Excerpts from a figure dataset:
::::::

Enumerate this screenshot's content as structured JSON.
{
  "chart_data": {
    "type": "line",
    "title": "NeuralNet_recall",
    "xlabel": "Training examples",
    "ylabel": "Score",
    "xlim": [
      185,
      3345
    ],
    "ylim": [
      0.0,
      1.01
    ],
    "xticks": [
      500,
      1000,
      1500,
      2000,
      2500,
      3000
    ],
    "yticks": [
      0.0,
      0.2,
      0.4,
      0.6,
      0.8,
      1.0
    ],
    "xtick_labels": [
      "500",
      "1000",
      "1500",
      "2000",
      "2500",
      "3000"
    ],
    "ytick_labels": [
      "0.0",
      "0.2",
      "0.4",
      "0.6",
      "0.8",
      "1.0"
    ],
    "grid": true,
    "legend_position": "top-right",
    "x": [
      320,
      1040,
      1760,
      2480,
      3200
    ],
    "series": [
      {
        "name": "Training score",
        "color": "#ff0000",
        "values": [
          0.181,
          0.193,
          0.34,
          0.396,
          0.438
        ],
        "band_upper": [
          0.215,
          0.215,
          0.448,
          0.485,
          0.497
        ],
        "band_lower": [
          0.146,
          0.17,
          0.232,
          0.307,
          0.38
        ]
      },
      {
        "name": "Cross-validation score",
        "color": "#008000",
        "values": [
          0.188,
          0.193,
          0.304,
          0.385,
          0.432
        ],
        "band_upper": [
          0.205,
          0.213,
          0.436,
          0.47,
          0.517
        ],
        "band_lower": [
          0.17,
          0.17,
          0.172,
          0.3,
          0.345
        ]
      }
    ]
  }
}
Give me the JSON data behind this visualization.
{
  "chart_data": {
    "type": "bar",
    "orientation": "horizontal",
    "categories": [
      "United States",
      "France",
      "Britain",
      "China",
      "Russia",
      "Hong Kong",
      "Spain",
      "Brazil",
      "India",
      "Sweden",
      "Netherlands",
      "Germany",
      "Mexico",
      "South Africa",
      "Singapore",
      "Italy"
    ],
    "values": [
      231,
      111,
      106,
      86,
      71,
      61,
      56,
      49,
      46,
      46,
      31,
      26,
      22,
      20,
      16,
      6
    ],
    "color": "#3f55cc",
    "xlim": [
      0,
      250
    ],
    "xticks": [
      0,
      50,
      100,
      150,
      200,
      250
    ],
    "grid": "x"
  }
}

::::::

*EXERCISE DESCRIPTION*:
Transcribe every line of the data, exactly as it stands.

*RESPONSE*:
Enumerate this screenshot's content as structured JSON.
{
  "chart_data": {
    "type": "line",
    "title": "NeuralNet_recall",
    "xlabel": "Training examples",
    "ylabel": "Score",
    "xlim": [
      185,
      3345
    ],
    "ylim": [
      0.0,
      1.01
    ],
    "xticks": [
      500,
      1000,
      1500,
      2000,
      2500,
      3000
    ],
    "yticks": [
      0.0,
      0.2,
      0.4,
      0.6,
      0.8,
      1.0
    ],
    "xtick_labels": [
      "500",
      "1000",
      "1500",
      "2000",
      "2500",
      "3000"
    ],
    "ytick_labels": [
      "0.0",
      "0.2",
      "0.4",
      "0.6",
      "0.8",
      "1.0"
    ],
    "grid": true,
    "legend_position": "top-right",
    "x": [
      320,
      1040,
      1760,
      2480,
      3200
    ],
    "series": [
      {
        "name": "Training score",
        "color": "#ff0000",
        "values": [
          0.181,
          0.193,
          0.34,
          0.396,
          0.438
        ],
        "band_upper": [
          0.215,
          0.215,
          0.448,
          0.485,
          0.497
        ],
        "band_lower": [
          0.146,
          0.17,
          0.232,
          0.307,
          0.38
        ]
      },
      {
        "name": "Cross-validation score",
        "color": "#008000",
        "values": [
          0.188,
          0.193,
          0.304,
          0.385,
          0.432
        ],
        "band_upper": [
          0.205,
          0.213,
          0.436,
          0.47,
          0.517
        ],
        "band_lower": [
          0.17,
          0.17,
          0.172,
          0.3,
          0.345
        ]
      }
    ]
  }
}
Give me the JSON data behind this visualization.
{
  "chart_data": {
    "type": "bar",
    "orientation": "horizontal",
    "categories": [
      "United States",
      "France",
      "Britain",
      "China",
      "Russia",
      "Hong Kong",
      "Spain",
      "Brazil",
      "India",
      "Sweden",
      "Netherlands",
      "Germany",
      "Mexico",
      "South Africa",
      "Singapore",
      "Italy"
    ],
    "values": [
      231,
      111,
      106,
      86,
      71,
      61,
      56,
      49,
      46,
      46,
      31,
      26,
      22,
      20,
      16,
      6
    ],
    "color": "#3f55cc",
    "xlim": [
      0,
      250
    ],
    "xticks": [
      0,
      50,
      100,
      150,
      200,
      250
    ],
    "grid": "x"
  }
}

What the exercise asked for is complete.